◆ **STATED TASK**:
Reproduce the entries word for word, and omit any picture you find in them.

◆ **MATERIAL FOR THIS EXERCISE**:
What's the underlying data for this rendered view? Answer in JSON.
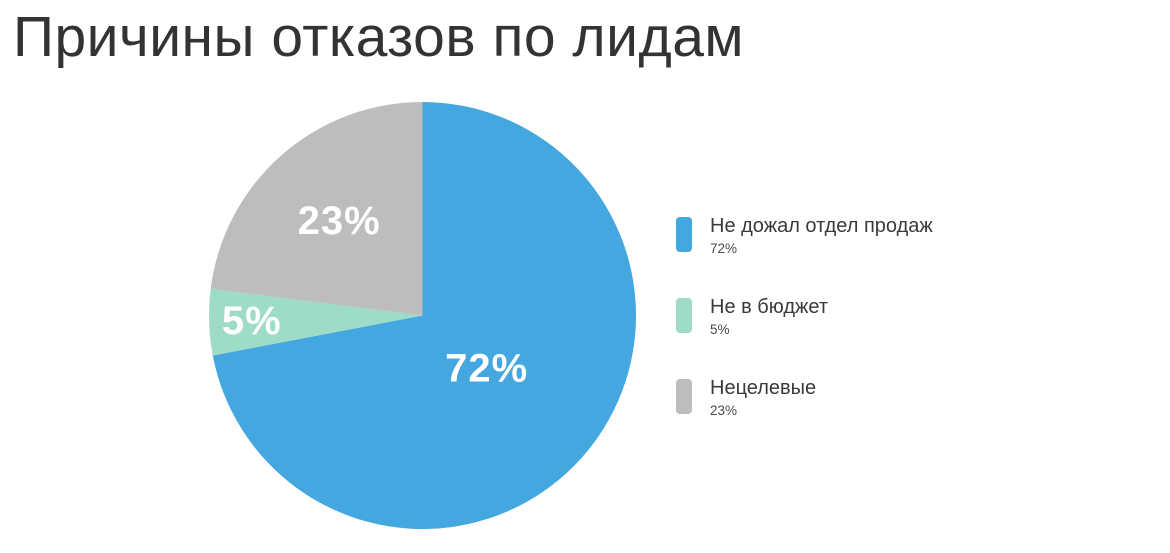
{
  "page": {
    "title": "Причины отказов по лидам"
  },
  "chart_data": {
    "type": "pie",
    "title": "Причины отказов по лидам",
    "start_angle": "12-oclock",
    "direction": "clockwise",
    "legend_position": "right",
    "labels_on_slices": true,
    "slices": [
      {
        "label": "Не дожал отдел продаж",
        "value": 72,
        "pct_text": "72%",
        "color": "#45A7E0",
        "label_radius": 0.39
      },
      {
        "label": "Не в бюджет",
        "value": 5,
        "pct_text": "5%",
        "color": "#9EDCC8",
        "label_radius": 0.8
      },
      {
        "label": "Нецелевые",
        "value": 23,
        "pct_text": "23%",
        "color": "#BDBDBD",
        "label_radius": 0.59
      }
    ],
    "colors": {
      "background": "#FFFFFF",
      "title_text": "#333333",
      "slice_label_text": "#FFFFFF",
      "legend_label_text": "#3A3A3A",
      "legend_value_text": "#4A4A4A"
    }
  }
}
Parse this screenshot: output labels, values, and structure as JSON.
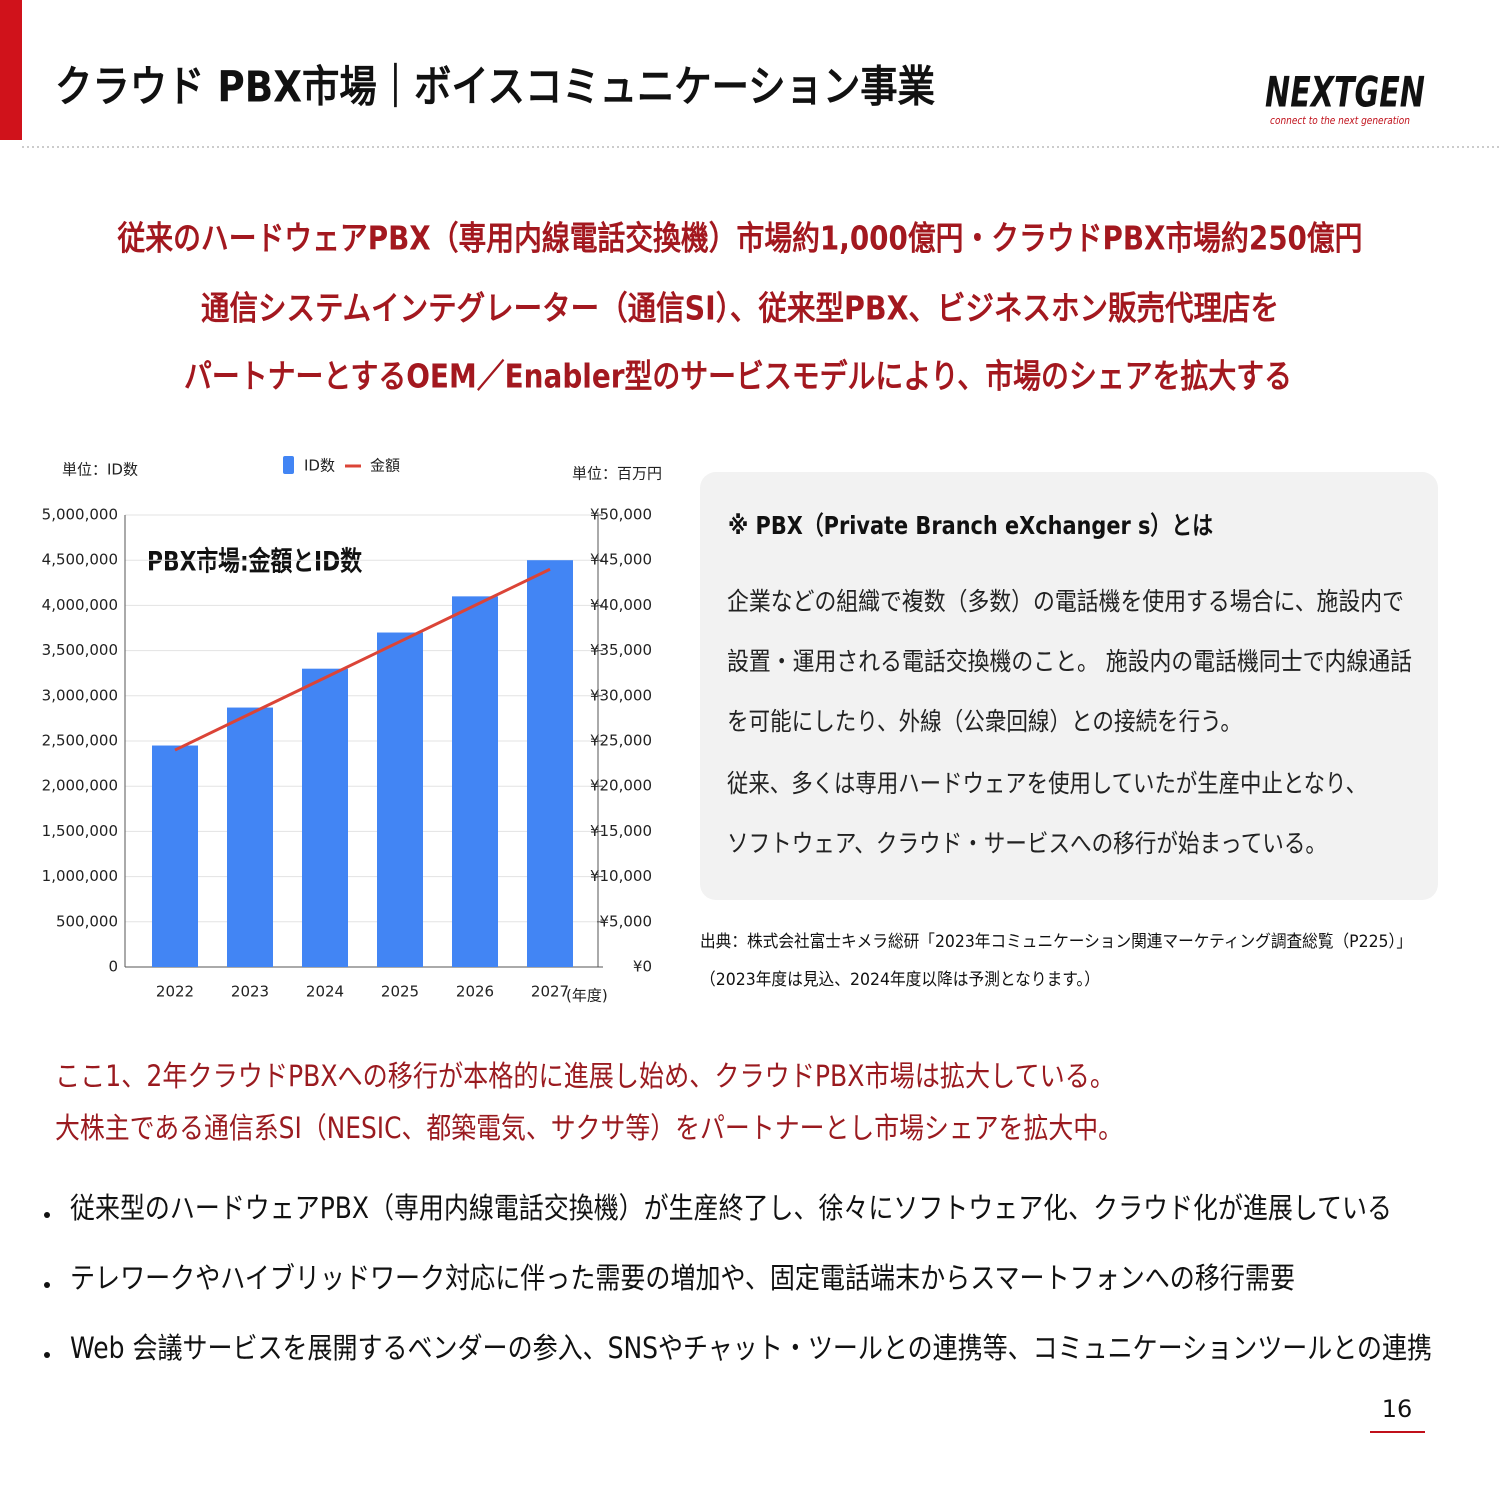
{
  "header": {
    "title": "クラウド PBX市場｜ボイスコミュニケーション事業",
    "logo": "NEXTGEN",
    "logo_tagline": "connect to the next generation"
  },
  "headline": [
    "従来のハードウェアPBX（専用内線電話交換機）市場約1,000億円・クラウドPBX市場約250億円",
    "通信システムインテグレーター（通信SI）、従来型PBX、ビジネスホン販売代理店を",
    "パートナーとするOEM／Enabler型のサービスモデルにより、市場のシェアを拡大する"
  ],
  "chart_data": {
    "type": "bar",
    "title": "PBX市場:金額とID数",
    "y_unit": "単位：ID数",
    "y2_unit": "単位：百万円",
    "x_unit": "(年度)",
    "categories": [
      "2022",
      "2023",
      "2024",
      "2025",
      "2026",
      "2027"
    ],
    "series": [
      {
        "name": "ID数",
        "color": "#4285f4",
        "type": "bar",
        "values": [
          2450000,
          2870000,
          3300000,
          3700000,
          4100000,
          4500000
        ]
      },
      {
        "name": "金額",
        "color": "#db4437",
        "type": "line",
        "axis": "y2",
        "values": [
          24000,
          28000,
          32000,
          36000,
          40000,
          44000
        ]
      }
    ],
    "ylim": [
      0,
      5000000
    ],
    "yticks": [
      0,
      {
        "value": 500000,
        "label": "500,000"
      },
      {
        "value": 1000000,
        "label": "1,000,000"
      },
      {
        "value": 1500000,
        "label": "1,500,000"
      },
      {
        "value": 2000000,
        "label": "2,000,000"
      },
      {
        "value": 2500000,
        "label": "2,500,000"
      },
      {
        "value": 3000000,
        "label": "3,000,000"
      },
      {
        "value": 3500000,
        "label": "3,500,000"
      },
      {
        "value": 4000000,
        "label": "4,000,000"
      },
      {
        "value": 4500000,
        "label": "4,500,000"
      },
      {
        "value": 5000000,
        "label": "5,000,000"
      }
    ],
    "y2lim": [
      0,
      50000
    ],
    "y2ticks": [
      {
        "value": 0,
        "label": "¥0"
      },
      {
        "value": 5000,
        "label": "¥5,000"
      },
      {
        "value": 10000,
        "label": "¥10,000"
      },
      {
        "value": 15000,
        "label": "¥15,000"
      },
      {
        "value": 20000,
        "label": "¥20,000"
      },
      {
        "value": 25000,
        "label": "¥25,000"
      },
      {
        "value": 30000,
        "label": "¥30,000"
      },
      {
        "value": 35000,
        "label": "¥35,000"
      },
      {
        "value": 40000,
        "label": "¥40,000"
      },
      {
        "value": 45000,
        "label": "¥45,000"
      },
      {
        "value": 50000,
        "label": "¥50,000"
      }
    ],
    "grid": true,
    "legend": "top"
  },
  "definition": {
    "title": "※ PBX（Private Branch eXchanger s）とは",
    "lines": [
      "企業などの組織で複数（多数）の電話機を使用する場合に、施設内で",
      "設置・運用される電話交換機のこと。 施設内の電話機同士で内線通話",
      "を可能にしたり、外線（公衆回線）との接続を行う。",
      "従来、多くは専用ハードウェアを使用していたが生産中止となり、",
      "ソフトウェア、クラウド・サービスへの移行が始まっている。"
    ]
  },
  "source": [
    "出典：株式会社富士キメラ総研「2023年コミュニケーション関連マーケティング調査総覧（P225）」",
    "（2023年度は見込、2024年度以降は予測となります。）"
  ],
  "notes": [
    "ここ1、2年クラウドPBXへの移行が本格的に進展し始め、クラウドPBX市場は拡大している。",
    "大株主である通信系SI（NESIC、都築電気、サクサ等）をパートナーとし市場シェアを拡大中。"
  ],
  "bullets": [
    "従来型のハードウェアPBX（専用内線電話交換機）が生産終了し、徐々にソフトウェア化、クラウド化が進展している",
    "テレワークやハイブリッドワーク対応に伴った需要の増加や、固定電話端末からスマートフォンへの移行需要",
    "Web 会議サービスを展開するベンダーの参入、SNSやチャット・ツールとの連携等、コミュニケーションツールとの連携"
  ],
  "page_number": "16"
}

◆ **CORRECT OUTPUT**:
What's the underlying data for this rendered view? Answer in JSON.
{
  "page": {
    "title": "Причины отказов по лидам"
  },
  "chart_data": {
    "type": "pie",
    "title": "Причины отказов по лидам",
    "start_angle": "12-oclock",
    "direction": "clockwise",
    "legend_position": "right",
    "labels_on_slices": true,
    "slices": [
      {
        "label": "Не дожал отдел продаж",
        "value": 72,
        "pct_text": "72%",
        "color": "#45A7E0",
        "label_radius": 0.39
      },
      {
        "label": "Не в бюджет",
        "value": 5,
        "pct_text": "5%",
        "color": "#9EDCC8",
        "label_radius": 0.8
      },
      {
        "label": "Нецелевые",
        "value": 23,
        "pct_text": "23%",
        "color": "#BDBDBD",
        "label_radius": 0.59
      }
    ],
    "colors": {
      "background": "#FFFFFF",
      "title_text": "#333333",
      "slice_label_text": "#FFFFFF",
      "legend_label_text": "#3A3A3A",
      "legend_value_text": "#4A4A4A"
    }
  }
}
Parse this screenshot: output labels, values, and structure as JSON.
{
  "header": {
    "title": "クラウド PBX市場｜ボイスコミュニケーション事業",
    "logo": "NEXTGEN",
    "logo_tagline": "connect to the next generation"
  },
  "headline": [
    "従来のハードウェアPBX（専用内線電話交換機）市場約1,000億円・クラウドPBX市場約250億円",
    "通信システムインテグレーター（通信SI）、従来型PBX、ビジネスホン販売代理店を",
    "パートナーとするOEM／Enabler型のサービスモデルにより、市場のシェアを拡大する"
  ],
  "chart_data": {
    "type": "bar",
    "title": "PBX市場:金額とID数",
    "y_unit": "単位：ID数",
    "y2_unit": "単位：百万円",
    "x_unit": "(年度)",
    "categories": [
      "2022",
      "2023",
      "2024",
      "2025",
      "2026",
      "2027"
    ],
    "series": [
      {
        "name": "ID数",
        "color": "#4285f4",
        "type": "bar",
        "values": [
          2450000,
          2870000,
          3300000,
          3700000,
          4100000,
          4500000
        ]
      },
      {
        "name": "金額",
        "color": "#db4437",
        "type": "line",
        "axis": "y2",
        "values": [
          24000,
          28000,
          32000,
          36000,
          40000,
          44000
        ]
      }
    ],
    "ylim": [
      0,
      5000000
    ],
    "yticks": [
      0,
      {
        "value": 500000,
        "label": "500,000"
      },
      {
        "value": 1000000,
        "label": "1,000,000"
      },
      {
        "value": 1500000,
        "label": "1,500,000"
      },
      {
        "value": 2000000,
        "label": "2,000,000"
      },
      {
        "value": 2500000,
        "label": "2,500,000"
      },
      {
        "value": 3000000,
        "label": "3,000,000"
      },
      {
        "value": 3500000,
        "label": "3,500,000"
      },
      {
        "value": 4000000,
        "label": "4,000,000"
      },
      {
        "value": 4500000,
        "label": "4,500,000"
      },
      {
        "value": 5000000,
        "label": "5,000,000"
      }
    ],
    "y2lim": [
      0,
      50000
    ],
    "y2ticks": [
      {
        "value": 0,
        "label": "¥0"
      },
      {
        "value": 5000,
        "label": "¥5,000"
      },
      {
        "value": 10000,
        "label": "¥10,000"
      },
      {
        "value": 15000,
        "label": "¥15,000"
      },
      {
        "value": 20000,
        "label": "¥20,000"
      },
      {
        "value": 25000,
        "label": "¥25,000"
      },
      {
        "value": 30000,
        "label": "¥30,000"
      },
      {
        "value": 35000,
        "label": "¥35,000"
      },
      {
        "value": 40000,
        "label": "¥40,000"
      },
      {
        "value": 45000,
        "label": "¥45,000"
      },
      {
        "value": 50000,
        "label": "¥50,000"
      }
    ],
    "grid": true,
    "legend": "top"
  },
  "definition": {
    "title": "※ PBX（Private Branch eXchanger s）とは",
    "lines": [
      "企業などの組織で複数（多数）の電話機を使用する場合に、施設内で",
      "設置・運用される電話交換機のこと。 施設内の電話機同士で内線通話",
      "を可能にしたり、外線（公衆回線）との接続を行う。",
      "従来、多くは専用ハードウェアを使用していたが生産中止となり、",
      "ソフトウェア、クラウド・サービスへの移行が始まっている。"
    ]
  },
  "source": [
    "出典：株式会社富士キメラ総研「2023年コミュニケーション関連マーケティング調査総覧（P225）」",
    "（2023年度は見込、2024年度以降は予測となります。）"
  ],
  "notes": [
    "ここ1、2年クラウドPBXへの移行が本格的に進展し始め、クラウドPBX市場は拡大している。",
    "大株主である通信系SI（NESIC、都築電気、サクサ等）をパートナーとし市場シェアを拡大中。"
  ],
  "bullets": [
    "従来型のハードウェアPBX（専用内線電話交換機）が生産終了し、徐々にソフトウェア化、クラウド化が進展している",
    "テレワークやハイブリッドワーク対応に伴った需要の増加や、固定電話端末からスマートフォンへの移行需要",
    "Web 会議サービスを展開するベンダーの参入、SNSやチャット・ツールとの連携等、コミュニケーションツールとの連携"
  ],
  "page_number": "16"
}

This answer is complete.